Extracted records
»»
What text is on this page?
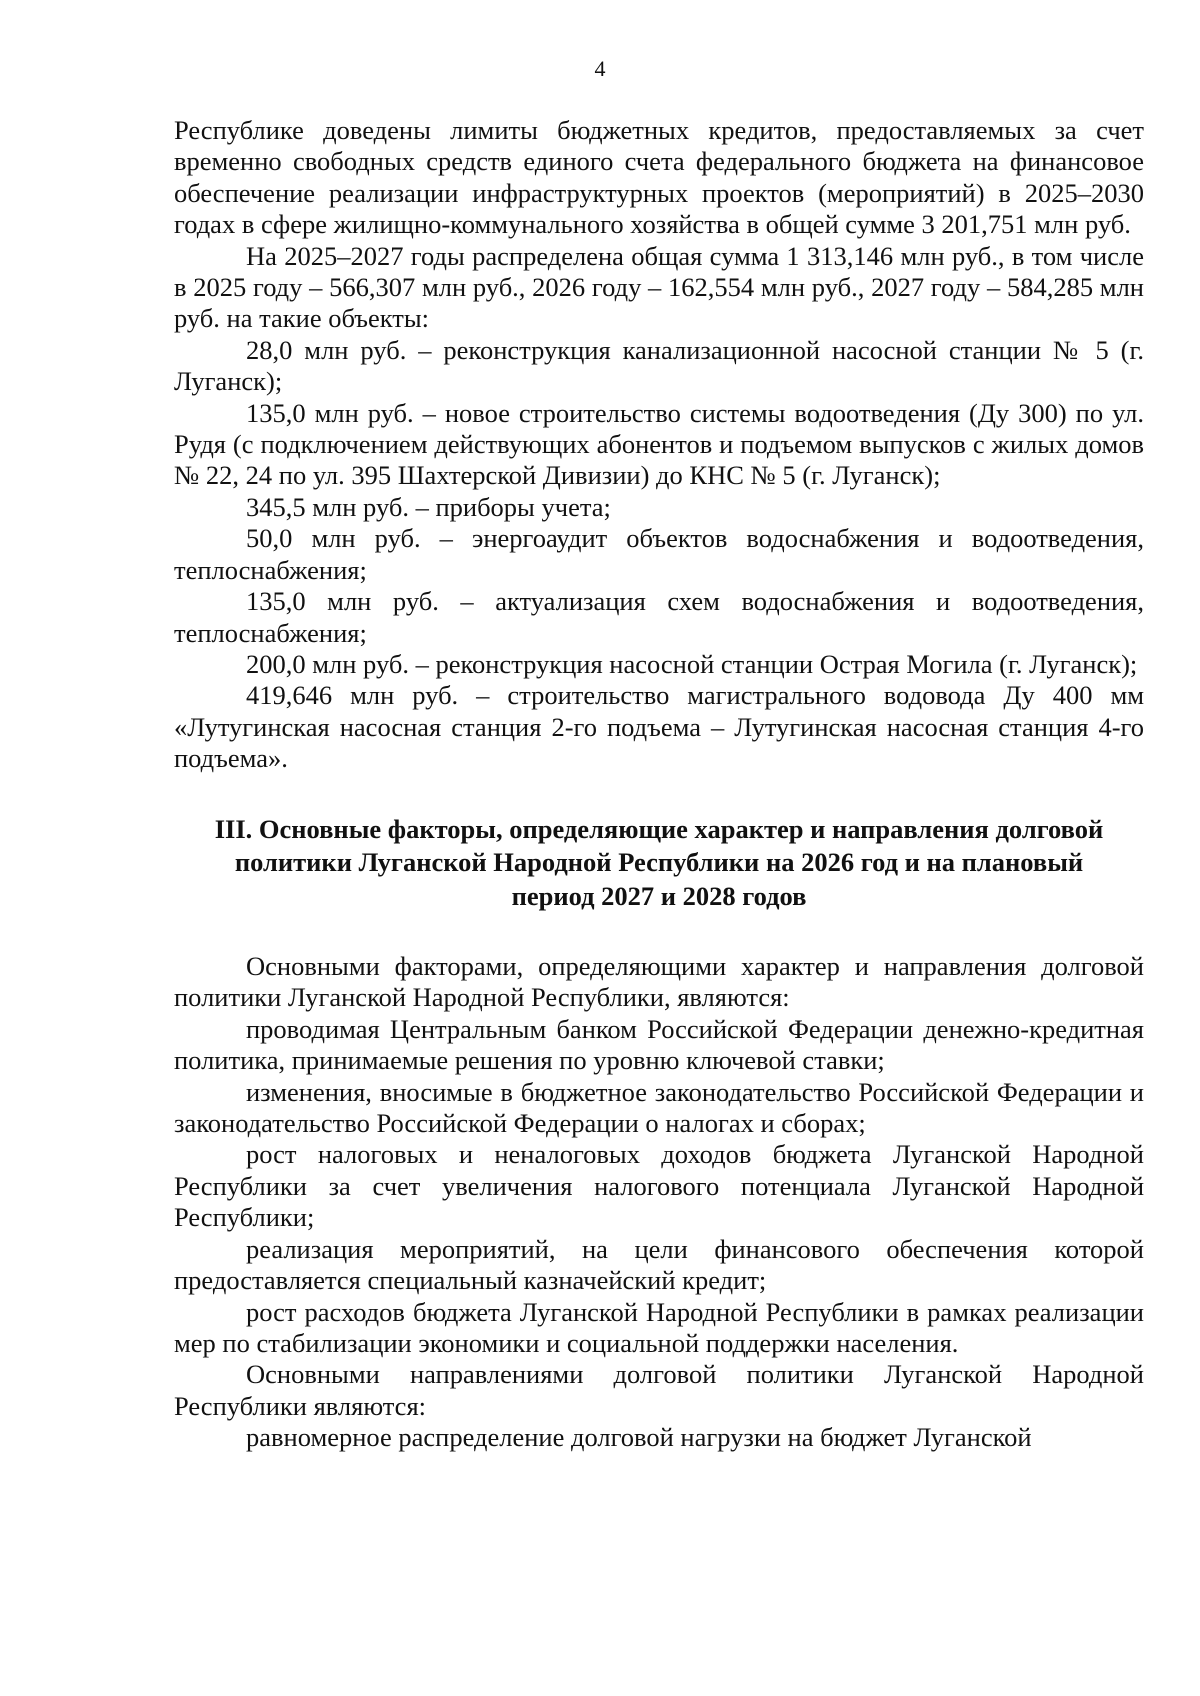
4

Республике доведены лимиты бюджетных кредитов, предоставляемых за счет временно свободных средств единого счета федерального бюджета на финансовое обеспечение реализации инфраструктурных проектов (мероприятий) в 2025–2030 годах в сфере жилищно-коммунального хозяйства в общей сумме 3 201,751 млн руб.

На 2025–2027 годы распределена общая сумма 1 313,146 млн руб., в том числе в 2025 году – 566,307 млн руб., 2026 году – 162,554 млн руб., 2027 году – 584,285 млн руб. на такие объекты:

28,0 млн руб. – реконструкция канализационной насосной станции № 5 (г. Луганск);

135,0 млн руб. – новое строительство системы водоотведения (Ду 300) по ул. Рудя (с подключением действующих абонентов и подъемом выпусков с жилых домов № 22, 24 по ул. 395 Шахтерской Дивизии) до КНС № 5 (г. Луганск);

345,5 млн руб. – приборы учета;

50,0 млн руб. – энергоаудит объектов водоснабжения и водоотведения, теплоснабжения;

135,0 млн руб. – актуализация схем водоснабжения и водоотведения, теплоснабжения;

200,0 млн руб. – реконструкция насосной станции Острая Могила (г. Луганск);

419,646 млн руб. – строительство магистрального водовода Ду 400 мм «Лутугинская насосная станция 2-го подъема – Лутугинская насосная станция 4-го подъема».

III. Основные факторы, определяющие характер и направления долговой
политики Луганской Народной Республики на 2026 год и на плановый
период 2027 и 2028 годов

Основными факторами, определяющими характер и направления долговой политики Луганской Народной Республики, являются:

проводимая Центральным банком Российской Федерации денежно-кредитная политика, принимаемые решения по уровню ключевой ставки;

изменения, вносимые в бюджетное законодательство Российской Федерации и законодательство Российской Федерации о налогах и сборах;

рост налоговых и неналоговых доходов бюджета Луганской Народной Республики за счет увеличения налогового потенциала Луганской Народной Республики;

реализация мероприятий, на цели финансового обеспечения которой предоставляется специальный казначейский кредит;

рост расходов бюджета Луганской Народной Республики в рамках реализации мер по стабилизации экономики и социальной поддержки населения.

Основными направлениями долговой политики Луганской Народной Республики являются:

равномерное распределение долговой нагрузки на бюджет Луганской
««
»»
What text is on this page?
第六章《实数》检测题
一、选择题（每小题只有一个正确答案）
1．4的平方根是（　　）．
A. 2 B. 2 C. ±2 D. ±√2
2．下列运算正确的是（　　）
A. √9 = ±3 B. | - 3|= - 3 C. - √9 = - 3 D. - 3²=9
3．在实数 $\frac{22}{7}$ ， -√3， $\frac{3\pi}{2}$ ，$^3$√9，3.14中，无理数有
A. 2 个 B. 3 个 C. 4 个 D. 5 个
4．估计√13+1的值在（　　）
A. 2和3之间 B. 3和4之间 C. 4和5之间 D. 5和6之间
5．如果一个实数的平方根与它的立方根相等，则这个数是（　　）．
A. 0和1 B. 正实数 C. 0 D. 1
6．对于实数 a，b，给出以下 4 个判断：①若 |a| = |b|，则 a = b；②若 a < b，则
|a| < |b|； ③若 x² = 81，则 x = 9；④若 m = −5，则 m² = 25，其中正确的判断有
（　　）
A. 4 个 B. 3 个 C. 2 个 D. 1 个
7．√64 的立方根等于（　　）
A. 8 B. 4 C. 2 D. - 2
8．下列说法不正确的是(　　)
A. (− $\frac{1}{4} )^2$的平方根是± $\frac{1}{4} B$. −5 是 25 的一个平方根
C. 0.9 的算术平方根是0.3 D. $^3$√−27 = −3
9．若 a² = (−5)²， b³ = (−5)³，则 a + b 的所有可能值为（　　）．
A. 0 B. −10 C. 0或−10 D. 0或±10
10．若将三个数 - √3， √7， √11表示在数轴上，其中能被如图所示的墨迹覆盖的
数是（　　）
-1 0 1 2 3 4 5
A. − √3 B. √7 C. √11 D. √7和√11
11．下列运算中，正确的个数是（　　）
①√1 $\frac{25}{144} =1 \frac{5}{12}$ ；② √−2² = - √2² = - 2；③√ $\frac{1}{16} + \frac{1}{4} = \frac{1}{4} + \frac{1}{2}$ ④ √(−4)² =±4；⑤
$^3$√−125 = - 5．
««
»»
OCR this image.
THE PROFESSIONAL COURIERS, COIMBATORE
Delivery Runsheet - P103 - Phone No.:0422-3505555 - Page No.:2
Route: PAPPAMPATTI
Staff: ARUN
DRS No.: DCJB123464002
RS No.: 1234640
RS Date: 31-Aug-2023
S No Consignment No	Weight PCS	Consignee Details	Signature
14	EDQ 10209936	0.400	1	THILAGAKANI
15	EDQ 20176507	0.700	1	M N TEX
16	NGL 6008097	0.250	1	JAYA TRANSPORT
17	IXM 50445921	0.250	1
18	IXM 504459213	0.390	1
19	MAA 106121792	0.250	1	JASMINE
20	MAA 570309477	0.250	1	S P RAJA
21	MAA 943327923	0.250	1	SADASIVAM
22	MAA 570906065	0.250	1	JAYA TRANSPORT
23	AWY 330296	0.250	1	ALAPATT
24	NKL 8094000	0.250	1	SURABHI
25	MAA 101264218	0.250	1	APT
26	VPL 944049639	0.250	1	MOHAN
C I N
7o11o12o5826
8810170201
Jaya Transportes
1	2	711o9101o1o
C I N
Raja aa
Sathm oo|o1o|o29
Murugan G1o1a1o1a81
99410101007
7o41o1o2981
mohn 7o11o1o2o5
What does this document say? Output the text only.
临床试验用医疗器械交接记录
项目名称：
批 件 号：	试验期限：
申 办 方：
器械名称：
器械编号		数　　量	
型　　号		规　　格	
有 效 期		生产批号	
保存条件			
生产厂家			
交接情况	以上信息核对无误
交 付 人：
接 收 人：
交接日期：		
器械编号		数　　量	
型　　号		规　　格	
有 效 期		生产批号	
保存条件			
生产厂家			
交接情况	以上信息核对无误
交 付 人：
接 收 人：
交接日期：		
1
««
* Task instructions:
From the entries, report each line that includes the word "долговой".

* Task response:
III. Основные факторы, определяющие характер и направления долговой
Основными факторами, определяющими характер и направления долговой политики Луганской Народной Республики, являются:
Основными направлениями долговой политики Луганской Народной Республики являются:
равномерное распределение долговой нагрузки на бюджет Луганской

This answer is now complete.